- _Task to carry out_: Quote the entries word for word. Omit the pictures.
────────
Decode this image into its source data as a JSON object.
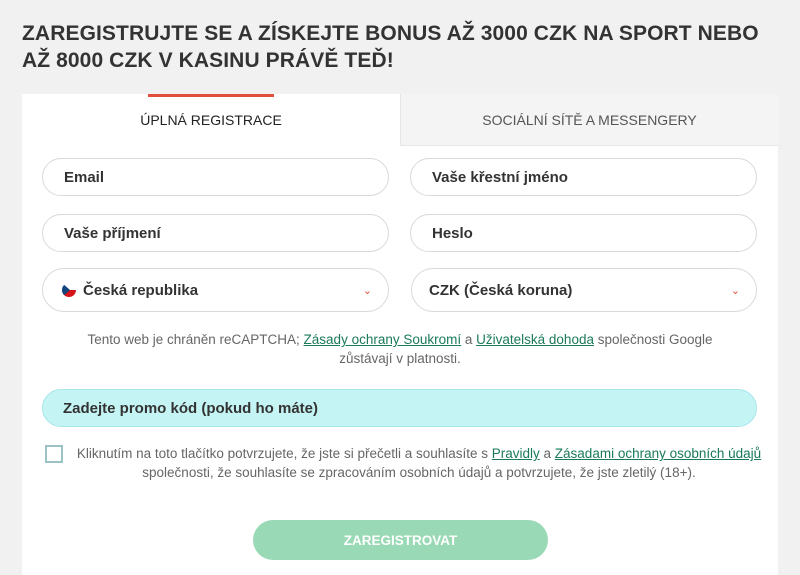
{
  "headline": "ZAREGISTRUJTE SE A ZÍSKEJTE BONUS AŽ 3000 CZK NA SPORT NEBO AŽ 8000 CZK V KASINU PRÁVĚ TEĎ!",
  "tabs": [
    {
      "label": "ÚPLNÁ REGISTRACE",
      "active": true
    },
    {
      "label": "SOCIÁLNÍ SÍTĚ A MESSENGERY",
      "active": false
    }
  ],
  "form": {
    "email_placeholder": "Email",
    "first_name_placeholder": "Vaše křestní jméno",
    "last_name_placeholder": "Vaše příjmení",
    "password_placeholder": "Heslo",
    "country": "Česká republika",
    "currency": "CZK (Česká koruna)",
    "promo_label": "Zadejte promo kód (pokud ho máte)",
    "submit_label": "ZAREGISTROVAT"
  },
  "recaptcha": {
    "text_before": "Tento web je chráněn reCAPTCHA; ",
    "privacy_link": "Zásady ochrany Soukromí",
    "and": " a ",
    "terms_link": "Uživatelská dohoda",
    "text_after": " společnosti Google zůstávají v platnosti."
  },
  "consent": {
    "text_before": "Kliknutím na toto tlačítko potvrzujete, že jste si přečetli a souhlasíte s ",
    "rules_link": "Pravidly",
    "and": " a ",
    "privacy_link": "Zásadami ochrany osobních údajů",
    "text_after": " společnosti, že souhlasíte se zpracováním osobních údajů a potvrzujete, že jste zletilý (18+)."
  },
  "colors": {
    "accent": "#e0503a",
    "promo_bg": "#c5f4f5",
    "submit_bg": "#9ad9b6",
    "link": "#1a7a5a"
  },
  "icons": {
    "select_arrow": "chevron-down-icon",
    "country_flag": "czech-flag-icon"
  }
}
────────
- _Problem solution_:
Decode this image into its source data as a JSON object.
{
  "headline": "ZAREGISTRUJTE SE A ZÍSKEJTE BONUS AŽ 3000 CZK NA SPORT NEBO AŽ 8000 CZK V KASINU PRÁVĚ TEĎ!",
  "tabs": [
    {
      "label": "ÚPLNÁ REGISTRACE",
      "active": true
    },
    {
      "label": "SOCIÁLNÍ SÍTĚ A MESSENGERY",
      "active": false
    }
  ],
  "form": {
    "email_placeholder": "Email",
    "first_name_placeholder": "Vaše křestní jméno",
    "last_name_placeholder": "Vaše příjmení",
    "password_placeholder": "Heslo",
    "country": "Česká republika",
    "currency": "CZK (Česká koruna)",
    "promo_label": "Zadejte promo kód (pokud ho máte)",
    "submit_label": "ZAREGISTROVAT"
  },
  "recaptcha": {
    "text_before": "Tento web je chráněn reCAPTCHA; ",
    "privacy_link": "Zásady ochrany Soukromí",
    "and": " a ",
    "terms_link": "Uživatelská dohoda",
    "text_after": " společnosti Google zůstávají v platnosti."
  },
  "consent": {
    "text_before": "Kliknutím na toto tlačítko potvrzujete, že jste si přečetli a souhlasíte s ",
    "rules_link": "Pravidly",
    "and": " a ",
    "privacy_link": "Zásadami ochrany osobních údajů",
    "text_after": " společnosti, že souhlasíte se zpracováním osobních údajů a potvrzujete, že jste zletilý (18+)."
  },
  "colors": {
    "accent": "#e0503a",
    "promo_bg": "#c5f4f5",
    "submit_bg": "#9ad9b6",
    "link": "#1a7a5a"
  },
  "icons": {
    "select_arrow": "chevron-down-icon",
    "country_flag": "czech-flag-icon"
  }
}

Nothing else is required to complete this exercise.